Go through the entries and count the lines with the string "danos" in them. Give only that number.

»»

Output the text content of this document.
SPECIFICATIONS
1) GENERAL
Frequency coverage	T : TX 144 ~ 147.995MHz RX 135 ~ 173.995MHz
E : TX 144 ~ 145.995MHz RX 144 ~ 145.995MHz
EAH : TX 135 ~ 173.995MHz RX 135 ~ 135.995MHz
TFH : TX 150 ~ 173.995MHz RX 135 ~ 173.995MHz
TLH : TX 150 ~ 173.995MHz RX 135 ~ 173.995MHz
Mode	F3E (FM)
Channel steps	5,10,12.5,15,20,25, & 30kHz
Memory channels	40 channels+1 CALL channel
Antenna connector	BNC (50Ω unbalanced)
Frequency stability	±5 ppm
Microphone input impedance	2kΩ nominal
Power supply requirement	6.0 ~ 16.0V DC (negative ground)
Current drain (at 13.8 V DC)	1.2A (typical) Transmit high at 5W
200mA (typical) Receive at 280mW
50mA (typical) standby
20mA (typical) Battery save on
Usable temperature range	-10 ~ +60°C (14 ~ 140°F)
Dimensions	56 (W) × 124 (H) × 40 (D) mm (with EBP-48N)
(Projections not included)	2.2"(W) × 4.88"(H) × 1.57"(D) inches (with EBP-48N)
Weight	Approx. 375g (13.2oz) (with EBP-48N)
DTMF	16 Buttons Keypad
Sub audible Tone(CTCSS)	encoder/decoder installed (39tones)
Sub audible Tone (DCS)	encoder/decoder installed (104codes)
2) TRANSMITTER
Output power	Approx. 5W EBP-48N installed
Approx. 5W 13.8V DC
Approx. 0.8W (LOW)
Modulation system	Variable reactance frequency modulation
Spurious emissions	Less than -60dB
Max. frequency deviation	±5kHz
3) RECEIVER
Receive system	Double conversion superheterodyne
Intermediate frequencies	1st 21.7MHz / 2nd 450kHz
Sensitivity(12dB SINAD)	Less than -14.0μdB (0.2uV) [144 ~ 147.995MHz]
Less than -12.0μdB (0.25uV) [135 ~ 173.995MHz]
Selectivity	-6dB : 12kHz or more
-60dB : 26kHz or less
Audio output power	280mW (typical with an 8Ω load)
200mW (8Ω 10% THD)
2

««
»»

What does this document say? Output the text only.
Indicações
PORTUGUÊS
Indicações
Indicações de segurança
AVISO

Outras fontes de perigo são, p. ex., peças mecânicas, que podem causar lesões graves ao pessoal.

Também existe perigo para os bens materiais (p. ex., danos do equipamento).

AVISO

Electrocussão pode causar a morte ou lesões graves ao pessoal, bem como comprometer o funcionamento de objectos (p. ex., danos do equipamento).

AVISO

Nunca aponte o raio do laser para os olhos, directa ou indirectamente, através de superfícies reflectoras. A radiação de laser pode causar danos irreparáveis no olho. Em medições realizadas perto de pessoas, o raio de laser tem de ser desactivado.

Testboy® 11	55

««
»»

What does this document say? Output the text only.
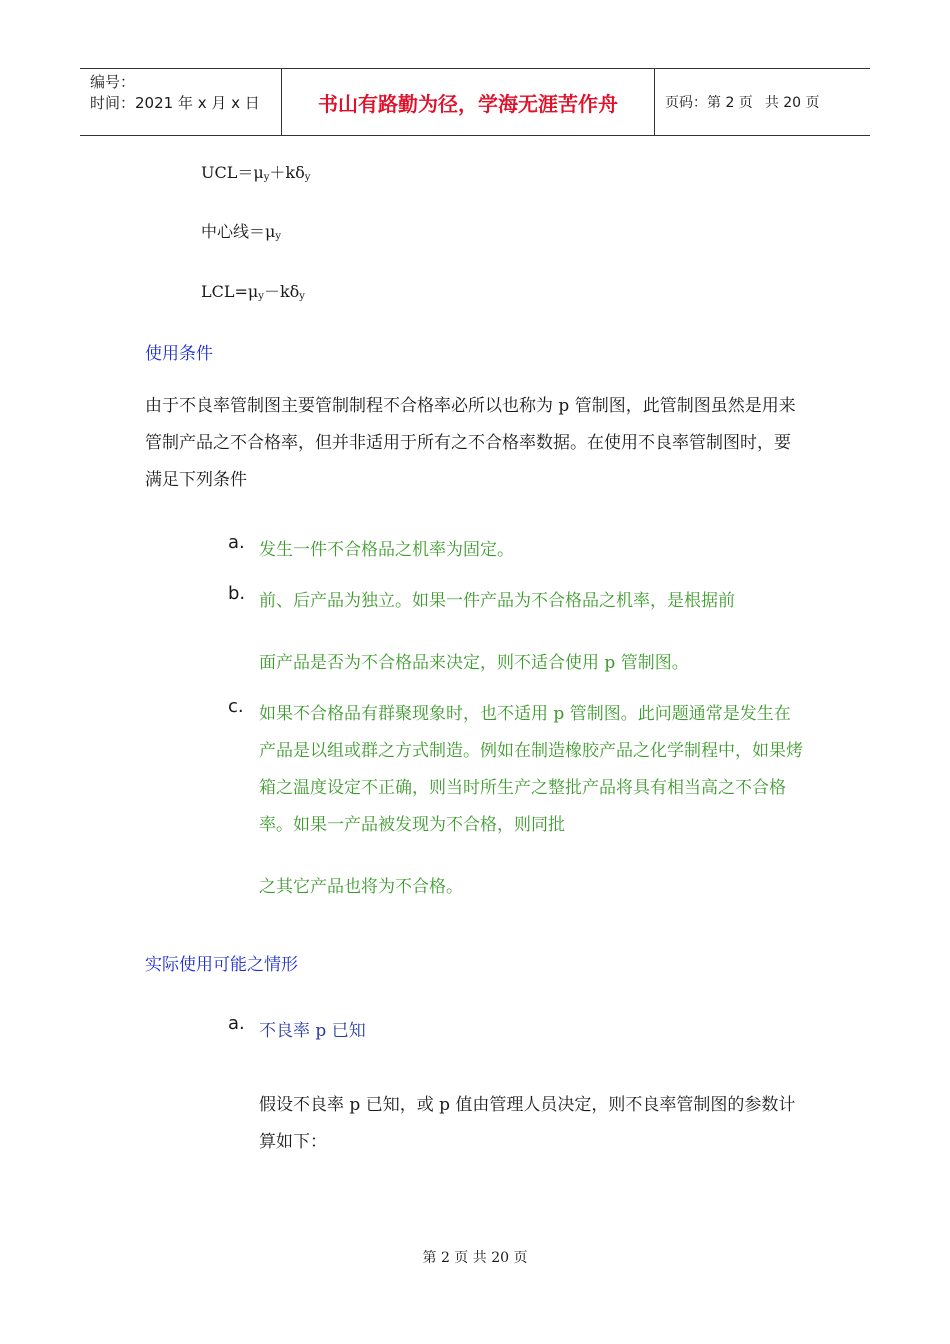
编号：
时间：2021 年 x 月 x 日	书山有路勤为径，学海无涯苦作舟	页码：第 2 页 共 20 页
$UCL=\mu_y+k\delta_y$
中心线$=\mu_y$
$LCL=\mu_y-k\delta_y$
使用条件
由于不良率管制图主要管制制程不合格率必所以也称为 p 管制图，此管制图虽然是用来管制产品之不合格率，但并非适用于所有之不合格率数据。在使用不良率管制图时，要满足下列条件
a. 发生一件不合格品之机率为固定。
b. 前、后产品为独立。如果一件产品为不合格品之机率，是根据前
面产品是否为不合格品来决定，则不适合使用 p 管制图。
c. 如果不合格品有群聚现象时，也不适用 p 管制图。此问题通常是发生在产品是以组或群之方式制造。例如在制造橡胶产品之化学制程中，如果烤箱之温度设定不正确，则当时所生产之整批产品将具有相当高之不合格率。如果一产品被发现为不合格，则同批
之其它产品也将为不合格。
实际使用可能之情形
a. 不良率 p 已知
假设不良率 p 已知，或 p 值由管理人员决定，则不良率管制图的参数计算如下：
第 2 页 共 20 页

««

### SOLUTION TO THIS PROBLEM:
3